Description of the task → Go through the data below and gather each line containing "number".

Figure record listings:
--

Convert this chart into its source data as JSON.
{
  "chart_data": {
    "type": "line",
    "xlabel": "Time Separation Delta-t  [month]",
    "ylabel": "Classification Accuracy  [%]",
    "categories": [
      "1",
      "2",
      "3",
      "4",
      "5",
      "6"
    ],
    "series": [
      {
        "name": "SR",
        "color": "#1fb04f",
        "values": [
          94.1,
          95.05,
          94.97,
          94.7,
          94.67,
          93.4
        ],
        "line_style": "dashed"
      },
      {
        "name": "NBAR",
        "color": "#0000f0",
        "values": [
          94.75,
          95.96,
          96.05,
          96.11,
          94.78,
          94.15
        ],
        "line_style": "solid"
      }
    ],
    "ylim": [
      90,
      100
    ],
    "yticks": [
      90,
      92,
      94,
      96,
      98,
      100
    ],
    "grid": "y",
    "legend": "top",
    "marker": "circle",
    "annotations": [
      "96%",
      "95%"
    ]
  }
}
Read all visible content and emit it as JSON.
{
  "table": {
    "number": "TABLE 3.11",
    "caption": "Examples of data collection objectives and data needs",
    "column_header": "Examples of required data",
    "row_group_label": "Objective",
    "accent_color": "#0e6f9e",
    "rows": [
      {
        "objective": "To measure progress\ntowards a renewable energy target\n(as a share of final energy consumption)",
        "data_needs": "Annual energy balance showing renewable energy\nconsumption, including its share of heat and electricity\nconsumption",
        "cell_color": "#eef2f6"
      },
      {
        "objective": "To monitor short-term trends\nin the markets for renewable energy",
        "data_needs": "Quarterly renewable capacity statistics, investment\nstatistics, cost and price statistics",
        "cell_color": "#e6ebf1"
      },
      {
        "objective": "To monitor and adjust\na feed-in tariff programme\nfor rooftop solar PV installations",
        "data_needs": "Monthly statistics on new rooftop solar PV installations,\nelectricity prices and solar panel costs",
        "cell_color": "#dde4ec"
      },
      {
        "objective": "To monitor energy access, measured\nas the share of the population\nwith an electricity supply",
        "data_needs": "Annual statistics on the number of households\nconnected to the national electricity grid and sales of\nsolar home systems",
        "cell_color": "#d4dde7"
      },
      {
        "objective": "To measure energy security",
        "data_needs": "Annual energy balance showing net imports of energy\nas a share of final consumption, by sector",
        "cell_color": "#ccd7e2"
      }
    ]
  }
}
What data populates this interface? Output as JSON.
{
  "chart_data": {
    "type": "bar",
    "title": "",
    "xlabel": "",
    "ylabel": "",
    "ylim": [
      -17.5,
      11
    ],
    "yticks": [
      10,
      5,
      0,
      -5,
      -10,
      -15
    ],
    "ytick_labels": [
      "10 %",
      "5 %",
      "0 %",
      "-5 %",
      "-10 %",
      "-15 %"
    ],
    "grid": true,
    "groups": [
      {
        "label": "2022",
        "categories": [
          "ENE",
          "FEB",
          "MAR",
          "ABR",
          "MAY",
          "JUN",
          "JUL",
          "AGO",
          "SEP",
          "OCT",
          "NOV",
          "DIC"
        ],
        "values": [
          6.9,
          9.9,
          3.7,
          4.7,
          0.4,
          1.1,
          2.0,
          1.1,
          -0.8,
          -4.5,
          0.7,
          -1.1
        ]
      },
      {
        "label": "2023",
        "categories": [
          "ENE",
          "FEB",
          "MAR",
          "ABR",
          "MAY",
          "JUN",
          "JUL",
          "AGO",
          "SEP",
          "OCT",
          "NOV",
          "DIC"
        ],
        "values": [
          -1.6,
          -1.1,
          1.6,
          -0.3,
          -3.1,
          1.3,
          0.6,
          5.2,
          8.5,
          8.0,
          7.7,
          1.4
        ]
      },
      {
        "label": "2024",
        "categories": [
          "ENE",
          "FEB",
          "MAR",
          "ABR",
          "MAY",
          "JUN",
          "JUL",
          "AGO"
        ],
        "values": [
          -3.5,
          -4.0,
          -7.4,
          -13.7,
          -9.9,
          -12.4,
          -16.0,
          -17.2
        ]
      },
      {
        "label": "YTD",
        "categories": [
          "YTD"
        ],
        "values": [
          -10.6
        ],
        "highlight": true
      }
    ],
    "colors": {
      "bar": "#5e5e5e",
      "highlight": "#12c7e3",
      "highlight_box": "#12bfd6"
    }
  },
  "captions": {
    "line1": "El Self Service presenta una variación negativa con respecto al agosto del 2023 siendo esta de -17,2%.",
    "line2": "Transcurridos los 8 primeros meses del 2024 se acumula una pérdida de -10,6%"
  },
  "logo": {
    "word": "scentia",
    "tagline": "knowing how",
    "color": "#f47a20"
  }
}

--

Reply →
    "number": "TABLE 3.11",
        "data_needs": "Annual statistics on the number of households\nconnected to the national electricity grid and sales of\nsolar home systems",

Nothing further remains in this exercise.